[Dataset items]

____________________

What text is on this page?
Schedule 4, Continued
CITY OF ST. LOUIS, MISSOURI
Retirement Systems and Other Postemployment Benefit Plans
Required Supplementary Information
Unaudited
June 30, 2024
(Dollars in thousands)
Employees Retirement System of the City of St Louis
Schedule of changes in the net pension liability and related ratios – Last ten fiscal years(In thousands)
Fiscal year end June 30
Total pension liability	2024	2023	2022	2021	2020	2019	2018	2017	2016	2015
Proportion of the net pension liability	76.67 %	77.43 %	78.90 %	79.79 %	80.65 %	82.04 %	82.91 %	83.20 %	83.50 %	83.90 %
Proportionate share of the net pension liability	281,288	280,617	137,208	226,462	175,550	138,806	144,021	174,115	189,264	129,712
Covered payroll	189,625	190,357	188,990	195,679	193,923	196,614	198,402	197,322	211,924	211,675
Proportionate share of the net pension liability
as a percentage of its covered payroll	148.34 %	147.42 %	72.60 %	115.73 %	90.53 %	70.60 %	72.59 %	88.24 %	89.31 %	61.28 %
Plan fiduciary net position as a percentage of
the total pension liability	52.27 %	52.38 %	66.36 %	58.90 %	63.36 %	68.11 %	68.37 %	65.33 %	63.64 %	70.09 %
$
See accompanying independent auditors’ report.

____________________

TO DO
State the count of lines in the data holding the word "Proportionate", adding nothing to it.

EXERCISE SOLUTION
2